## [Texto extraído]
════════════════

Mientras Dorrego se batía en campaña, la Sala de Representantes decidió que era necesario nombrar un nuevo gobernador titular. Así las cosas, el 20 de septiembre la legislatura decidió a elegir al general Martín Rodríguez en vez de a Dorrego. Enterado del resultado de la elección, el coronel acató el resultado y se retiró a su quinta en San Isidro donde lo sorprendió la noticia de la fallida revolución de su antiguo aliado. Manuel Pagola. Pese a que no participó de la asonada, fue deportado a la Banda Oriental hasta que gracias a la Ley del olvido sancionada en noviembre de 1821, pudo regresar a Buenos Aires junto con otros exiliados como Alvear, Manuel de Sarratea y Soler.
En ese tiempo, colaboró para desbaratar la Revolución de los apostólicos llevada adelante por los opositores al ministro Bernardino Rivadavia y en defensa de los bienes de la Iglesia católica expropiados por el gobierno de Martín Rodríguez. Dorrego capturó a su cabecilla, Gregorio García de Tagle, a quien ayudó a escapar. Tagle no era otro que el ministro que junto a Pueyrredón lo había condenado al destierro en 1816.
Ya dedicado de lleno a la política, en octubre de 1823 se incorporó a la legislatura provincial desde donde encabezará la oposición federal al gobierno de Martín Rodríguez y su ministro Bernardino Rivadavia. Los gauchos del campo, la gente pobre de los barrios porteños y los hacendados de la campaña serán la base de sustentación del federalismo bonaerense cuyas ideas se divulgarán por medio del periódico El Argentino, propiedad de su hermano Luis, quien, a su vez, tenía algunos negocios en común con Juan Manuel de Rosas, hombre fuerte de la campaña.
Desde las páginas El Argentino y la legislatura, los hermanos Dorrego hicieron una fuerte campaña en pos de declarar la guerra al Imperio del Brasil para liberar la Banda Oriental y, en ese sentido, apoyaron la campaña libertadora de los Treinta y Tres Orientales que reintegró a Montevideo al seno de las Provincias Unidas.
Bloqueada su reelección como representante, intentó negocios en la minería por lo cual viajó al Alto Perú; donde fue testigo de las entrevistas entre Simón Bolívar, por un lado, y los representantes argentinos, el general Carlos María de Alvear y José Miguel Díaz Vélez, que culminaron con el efímero reintegro de Tarija a las Provincias Unidas.
Allí, adhirió con entusiasmo al plan de Bolívar de creación de una federación americana, y solicitó su ayuda para expulsar a los portugueses de la Banda Oriental. Al regreso del Alto Perú, se encontró con el gobernador santiagueño, Juan Felipe Ibarra, quien lo relaciona con los federales del interior y lo hizo elegir diputado por su provincia al Congreso Nacional de 1824 donde se opuso al centralismo del presidente Rivadavia, y su política de fortalecer el Ejecutivo mediante la nacionalización de la aduana y el puerto porteño y la federalización de la ciudad de Buenos Aires.
El periódico El Tribuno fue la plataforma desde la que ganó prestigio en las provincias y logró la adhesión de los hacendados de la campaña que se oponían a la pretensión de Rivadavia de dividir la provincia en tres.

════════════════

## [El problema]
Escribe cómo sigue el texto sobre Dorrego a partir de su última oración.

## [Datos extraídos]
════════════════

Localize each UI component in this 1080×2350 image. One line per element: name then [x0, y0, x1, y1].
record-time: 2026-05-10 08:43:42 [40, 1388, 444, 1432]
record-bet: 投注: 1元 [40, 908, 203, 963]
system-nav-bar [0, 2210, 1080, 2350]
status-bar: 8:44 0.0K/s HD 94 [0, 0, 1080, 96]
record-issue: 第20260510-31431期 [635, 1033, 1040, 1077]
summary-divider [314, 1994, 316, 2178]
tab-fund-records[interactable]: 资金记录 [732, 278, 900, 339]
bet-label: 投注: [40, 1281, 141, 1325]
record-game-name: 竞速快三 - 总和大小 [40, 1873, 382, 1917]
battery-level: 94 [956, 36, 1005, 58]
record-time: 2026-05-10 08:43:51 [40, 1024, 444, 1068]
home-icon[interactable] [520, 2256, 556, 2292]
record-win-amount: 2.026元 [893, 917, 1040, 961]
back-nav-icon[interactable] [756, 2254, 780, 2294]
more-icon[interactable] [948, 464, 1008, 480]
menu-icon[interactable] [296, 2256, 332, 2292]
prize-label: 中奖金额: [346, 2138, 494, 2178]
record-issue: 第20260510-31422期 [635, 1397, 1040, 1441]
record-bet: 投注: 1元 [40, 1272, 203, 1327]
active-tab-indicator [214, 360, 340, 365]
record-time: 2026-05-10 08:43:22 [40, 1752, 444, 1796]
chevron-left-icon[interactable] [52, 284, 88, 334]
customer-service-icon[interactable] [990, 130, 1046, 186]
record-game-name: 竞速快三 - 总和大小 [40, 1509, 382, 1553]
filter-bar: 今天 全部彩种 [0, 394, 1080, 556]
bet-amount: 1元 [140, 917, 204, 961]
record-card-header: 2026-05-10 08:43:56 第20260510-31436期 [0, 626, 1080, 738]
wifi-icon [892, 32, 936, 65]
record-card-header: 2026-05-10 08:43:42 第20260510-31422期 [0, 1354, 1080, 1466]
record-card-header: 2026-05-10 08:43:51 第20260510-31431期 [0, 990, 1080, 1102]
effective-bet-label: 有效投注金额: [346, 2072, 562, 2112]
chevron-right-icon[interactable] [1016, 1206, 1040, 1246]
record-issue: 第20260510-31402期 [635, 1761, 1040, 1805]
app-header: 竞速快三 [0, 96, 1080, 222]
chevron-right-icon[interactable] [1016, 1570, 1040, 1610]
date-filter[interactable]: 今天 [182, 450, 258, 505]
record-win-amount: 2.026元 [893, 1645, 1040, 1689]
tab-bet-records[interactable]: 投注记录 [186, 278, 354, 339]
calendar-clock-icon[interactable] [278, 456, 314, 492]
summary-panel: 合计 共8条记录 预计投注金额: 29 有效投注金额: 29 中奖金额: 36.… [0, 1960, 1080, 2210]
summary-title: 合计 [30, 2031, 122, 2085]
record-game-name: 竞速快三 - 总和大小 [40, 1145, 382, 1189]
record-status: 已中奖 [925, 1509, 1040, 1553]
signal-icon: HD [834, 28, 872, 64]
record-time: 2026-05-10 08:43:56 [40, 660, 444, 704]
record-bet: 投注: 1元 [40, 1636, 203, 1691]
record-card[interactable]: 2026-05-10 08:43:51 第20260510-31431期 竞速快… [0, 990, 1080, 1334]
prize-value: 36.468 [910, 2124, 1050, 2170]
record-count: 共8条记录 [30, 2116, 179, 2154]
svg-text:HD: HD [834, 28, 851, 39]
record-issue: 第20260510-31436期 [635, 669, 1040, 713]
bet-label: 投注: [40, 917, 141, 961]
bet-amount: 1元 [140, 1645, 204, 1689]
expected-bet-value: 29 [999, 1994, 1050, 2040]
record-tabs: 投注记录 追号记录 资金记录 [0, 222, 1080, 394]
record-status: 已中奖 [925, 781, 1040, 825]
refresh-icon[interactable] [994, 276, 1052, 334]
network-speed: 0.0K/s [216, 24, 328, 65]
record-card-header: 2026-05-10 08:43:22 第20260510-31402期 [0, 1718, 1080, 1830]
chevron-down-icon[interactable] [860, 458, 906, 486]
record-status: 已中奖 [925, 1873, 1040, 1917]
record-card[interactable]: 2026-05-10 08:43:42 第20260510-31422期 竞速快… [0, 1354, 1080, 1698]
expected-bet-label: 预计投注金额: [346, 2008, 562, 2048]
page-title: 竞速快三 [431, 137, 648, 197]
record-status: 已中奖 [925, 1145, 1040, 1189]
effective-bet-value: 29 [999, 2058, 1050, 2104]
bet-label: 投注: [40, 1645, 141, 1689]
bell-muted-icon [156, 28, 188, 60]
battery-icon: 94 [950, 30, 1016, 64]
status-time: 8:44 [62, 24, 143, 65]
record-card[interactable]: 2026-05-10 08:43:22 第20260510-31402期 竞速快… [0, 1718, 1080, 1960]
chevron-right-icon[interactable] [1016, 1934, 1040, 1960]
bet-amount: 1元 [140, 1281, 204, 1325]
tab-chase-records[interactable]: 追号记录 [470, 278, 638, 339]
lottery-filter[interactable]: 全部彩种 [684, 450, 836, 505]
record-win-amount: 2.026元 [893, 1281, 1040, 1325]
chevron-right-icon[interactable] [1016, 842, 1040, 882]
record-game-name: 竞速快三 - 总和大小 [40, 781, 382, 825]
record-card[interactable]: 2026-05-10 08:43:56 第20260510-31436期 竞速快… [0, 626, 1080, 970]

════════════════

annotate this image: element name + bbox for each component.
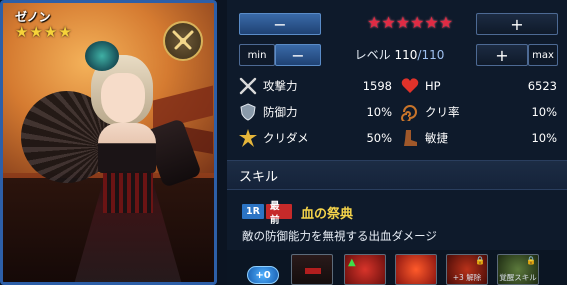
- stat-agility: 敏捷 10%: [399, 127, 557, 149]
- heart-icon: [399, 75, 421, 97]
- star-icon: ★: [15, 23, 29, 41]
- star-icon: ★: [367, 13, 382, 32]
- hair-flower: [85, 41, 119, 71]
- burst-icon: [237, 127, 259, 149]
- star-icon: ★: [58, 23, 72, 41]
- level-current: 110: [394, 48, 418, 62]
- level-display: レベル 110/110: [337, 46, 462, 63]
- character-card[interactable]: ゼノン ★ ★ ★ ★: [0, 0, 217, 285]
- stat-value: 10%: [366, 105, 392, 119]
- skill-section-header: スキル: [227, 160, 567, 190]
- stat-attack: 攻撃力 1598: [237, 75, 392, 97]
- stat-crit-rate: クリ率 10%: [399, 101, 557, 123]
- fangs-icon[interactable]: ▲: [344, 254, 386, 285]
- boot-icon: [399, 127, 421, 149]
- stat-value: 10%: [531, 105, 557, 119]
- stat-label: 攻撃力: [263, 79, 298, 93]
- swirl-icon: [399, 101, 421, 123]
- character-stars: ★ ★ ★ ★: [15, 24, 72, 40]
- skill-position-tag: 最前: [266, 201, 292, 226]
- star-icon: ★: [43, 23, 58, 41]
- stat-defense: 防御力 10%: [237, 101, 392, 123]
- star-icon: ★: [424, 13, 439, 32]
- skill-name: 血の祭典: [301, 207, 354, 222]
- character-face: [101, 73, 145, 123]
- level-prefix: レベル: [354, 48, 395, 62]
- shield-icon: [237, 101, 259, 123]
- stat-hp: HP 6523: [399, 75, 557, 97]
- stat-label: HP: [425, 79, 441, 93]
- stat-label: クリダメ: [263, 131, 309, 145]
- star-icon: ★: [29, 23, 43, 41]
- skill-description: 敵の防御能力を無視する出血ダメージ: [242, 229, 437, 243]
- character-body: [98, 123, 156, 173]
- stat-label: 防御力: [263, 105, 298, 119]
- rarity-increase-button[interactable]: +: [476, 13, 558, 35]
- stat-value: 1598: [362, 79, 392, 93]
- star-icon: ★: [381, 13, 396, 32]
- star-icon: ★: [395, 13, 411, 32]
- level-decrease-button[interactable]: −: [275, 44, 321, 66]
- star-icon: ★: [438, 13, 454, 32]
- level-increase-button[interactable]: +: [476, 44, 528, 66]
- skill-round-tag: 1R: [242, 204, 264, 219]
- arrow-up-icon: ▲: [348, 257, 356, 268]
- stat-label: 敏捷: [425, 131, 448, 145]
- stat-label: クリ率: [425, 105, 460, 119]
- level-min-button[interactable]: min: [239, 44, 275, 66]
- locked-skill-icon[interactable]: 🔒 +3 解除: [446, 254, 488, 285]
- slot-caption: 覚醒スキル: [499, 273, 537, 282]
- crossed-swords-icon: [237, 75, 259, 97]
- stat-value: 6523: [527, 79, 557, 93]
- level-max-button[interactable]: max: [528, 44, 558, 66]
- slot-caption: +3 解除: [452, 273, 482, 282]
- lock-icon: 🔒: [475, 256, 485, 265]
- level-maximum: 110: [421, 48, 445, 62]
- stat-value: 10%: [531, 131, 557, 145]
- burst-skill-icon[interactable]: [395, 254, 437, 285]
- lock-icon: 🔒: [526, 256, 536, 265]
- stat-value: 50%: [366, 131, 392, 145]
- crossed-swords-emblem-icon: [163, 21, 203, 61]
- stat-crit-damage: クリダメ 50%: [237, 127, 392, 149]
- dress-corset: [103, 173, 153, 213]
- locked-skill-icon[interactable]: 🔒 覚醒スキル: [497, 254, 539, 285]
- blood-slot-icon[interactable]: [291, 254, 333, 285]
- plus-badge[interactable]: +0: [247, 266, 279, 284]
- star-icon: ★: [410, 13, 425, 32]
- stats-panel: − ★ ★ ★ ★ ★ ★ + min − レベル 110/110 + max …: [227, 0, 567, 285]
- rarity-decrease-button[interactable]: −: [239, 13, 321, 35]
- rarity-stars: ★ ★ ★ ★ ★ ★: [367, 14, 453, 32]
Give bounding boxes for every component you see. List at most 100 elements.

════════════════

## [Ejercicio resuelto]
A la hora de discutir el proyecto de constitución de 1826 que limitaba el derecho al voto a las minorías pudientes defendió a los “criados a sueldo, peones jornaleros y soldados de línea”,preguntándose: “¿Es posible esto en un país republicano? ¿Es posible que los asalariados sean buenos para lo que es penoso y odioso en la sociedad, pero que no puedan tomar parte en las elecciones?… Yo no concibo cómo pueda tener parte en la sociedad, ni como pueda considerarse miembro de ella a un hombre que, ni en la organización del gobierno ni en las leyes, tiene una intervención…”
“Forja una aristocracia, la más terrible porque es la aristocracia del dinero. Échese la vista sobre nuestro país pobre, véase qué proporción hay entre domésticos asalariados y jornaleros y las demás clases del Estado (…). Entonces sí que sería fácil influir en las elecciones, porque no es fácil influir en la generalidad de la masa, pero sí en una corta porción de capitalistas; y en ese caso, hablemos claro, el que formaría la elección sería el Banco, porque apenas hay comerciantes que no tengan giro con el Banco, y entonces sería el Banco el que ganaría las elecciones, porque él tiene relación en todas las provincias”, Dorrego se revelaba como un orador demoledor.
Tras la decisión de la Banda Oriental de reincorporarse a las Provincias Unidas del Río de la Plata, el Imperio del Brasil declaró la guerra y pese a los triunfos en mar y tierra de las tropas argentinas fogueadas en las guerras de la independencia no lograron ni rendir Montevideo ni levantar el bloqueo al río de la Plata.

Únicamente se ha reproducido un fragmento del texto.